* _DATA TO PROCESS_
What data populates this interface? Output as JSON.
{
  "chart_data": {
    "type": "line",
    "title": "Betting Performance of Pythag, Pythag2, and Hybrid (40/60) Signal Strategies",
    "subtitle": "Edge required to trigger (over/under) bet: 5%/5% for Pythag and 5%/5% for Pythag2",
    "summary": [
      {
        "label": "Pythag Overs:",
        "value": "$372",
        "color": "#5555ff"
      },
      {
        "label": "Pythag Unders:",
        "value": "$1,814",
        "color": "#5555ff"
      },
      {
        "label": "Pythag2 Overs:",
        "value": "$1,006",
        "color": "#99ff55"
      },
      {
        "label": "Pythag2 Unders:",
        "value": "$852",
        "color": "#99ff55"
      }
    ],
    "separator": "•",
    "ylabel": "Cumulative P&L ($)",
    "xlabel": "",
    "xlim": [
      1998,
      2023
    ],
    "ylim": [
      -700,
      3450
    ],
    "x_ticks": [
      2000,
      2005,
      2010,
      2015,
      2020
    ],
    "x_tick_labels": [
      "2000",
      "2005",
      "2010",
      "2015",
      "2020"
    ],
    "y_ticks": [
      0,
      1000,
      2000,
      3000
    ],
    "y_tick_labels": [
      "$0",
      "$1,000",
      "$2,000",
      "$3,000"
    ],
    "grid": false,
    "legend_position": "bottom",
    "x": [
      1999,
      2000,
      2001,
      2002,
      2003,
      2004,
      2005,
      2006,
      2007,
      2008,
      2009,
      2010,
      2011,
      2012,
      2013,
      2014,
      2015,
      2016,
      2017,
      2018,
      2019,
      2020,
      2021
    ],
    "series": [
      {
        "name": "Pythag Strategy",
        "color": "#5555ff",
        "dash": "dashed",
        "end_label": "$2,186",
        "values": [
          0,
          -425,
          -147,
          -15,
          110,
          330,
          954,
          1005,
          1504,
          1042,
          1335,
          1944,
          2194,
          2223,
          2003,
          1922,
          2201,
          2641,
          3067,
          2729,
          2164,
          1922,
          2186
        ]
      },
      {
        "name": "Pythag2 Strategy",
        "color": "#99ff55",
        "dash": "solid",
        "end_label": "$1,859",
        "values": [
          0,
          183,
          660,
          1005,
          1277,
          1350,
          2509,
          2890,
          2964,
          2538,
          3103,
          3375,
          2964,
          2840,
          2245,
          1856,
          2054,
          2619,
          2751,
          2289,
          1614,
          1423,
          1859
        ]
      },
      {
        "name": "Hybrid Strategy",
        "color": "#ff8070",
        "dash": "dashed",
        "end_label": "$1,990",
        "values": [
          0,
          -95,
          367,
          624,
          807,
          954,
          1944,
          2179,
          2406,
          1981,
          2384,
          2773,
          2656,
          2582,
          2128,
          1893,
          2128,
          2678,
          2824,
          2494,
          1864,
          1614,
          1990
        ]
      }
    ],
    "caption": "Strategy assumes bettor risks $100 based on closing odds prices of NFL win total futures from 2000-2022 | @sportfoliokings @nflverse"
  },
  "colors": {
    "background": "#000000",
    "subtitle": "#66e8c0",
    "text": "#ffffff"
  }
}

* _TASK REQUIREMENTS_
Check each line of the records above for the string "Overs", and report every line that has it.

* _SOLUTION FOR THIS EXERCISE_
        "label": "Pythag Overs:",
        "label": "Pythag2 Overs:",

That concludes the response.